### [Short task]
Using the records below, copy out exactly the line that contains "What text is on this page?" and every line that follows it, up to and including the last, and no others.

[Start Available records]

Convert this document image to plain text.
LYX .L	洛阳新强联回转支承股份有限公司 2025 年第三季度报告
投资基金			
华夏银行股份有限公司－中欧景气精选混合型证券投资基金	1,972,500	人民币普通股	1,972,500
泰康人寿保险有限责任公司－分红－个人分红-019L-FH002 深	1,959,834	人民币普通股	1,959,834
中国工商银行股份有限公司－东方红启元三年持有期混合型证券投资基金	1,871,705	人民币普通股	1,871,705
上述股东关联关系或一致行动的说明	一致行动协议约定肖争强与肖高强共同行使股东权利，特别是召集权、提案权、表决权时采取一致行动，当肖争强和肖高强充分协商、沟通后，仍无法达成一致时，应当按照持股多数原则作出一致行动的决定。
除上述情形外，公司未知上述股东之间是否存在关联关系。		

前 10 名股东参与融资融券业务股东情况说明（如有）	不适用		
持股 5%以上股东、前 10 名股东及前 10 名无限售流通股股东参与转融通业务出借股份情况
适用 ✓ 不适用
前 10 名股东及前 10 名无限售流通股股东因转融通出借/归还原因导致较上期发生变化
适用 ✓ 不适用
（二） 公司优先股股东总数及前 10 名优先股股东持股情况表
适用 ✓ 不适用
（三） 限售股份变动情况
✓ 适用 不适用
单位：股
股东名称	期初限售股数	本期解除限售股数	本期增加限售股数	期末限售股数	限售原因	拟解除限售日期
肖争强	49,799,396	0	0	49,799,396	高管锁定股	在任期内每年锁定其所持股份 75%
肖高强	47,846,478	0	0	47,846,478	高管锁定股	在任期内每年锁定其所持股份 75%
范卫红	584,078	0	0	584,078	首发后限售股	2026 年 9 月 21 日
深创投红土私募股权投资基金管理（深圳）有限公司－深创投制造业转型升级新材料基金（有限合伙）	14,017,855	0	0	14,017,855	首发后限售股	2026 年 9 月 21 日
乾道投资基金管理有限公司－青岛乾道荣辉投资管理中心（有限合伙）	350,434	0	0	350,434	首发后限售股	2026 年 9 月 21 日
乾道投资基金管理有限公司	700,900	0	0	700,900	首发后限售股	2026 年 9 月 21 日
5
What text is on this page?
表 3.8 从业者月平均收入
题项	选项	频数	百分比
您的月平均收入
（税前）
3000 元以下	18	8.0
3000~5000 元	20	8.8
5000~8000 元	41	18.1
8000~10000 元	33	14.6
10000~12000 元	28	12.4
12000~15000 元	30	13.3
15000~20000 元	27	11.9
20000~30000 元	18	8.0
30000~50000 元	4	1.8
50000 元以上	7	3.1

[End Available records]

### [Response]
What text is on this page?
表 3.8 从业者月平均收入
题项	选项	频数	百分比
您的月平均收入
（税前）
3000 元以下	18	8.0
3000~5000 元	20	8.8
5000~8000 元	41	18.1
8000~10000 元	33	14.6
10000~12000 元	28	12.4
12000~15000 元	30	13.3
15000~20000 元	27	11.9
20000~30000 元	18	8.0
30000~50000 元	4	1.8
50000 元以上	7	3.1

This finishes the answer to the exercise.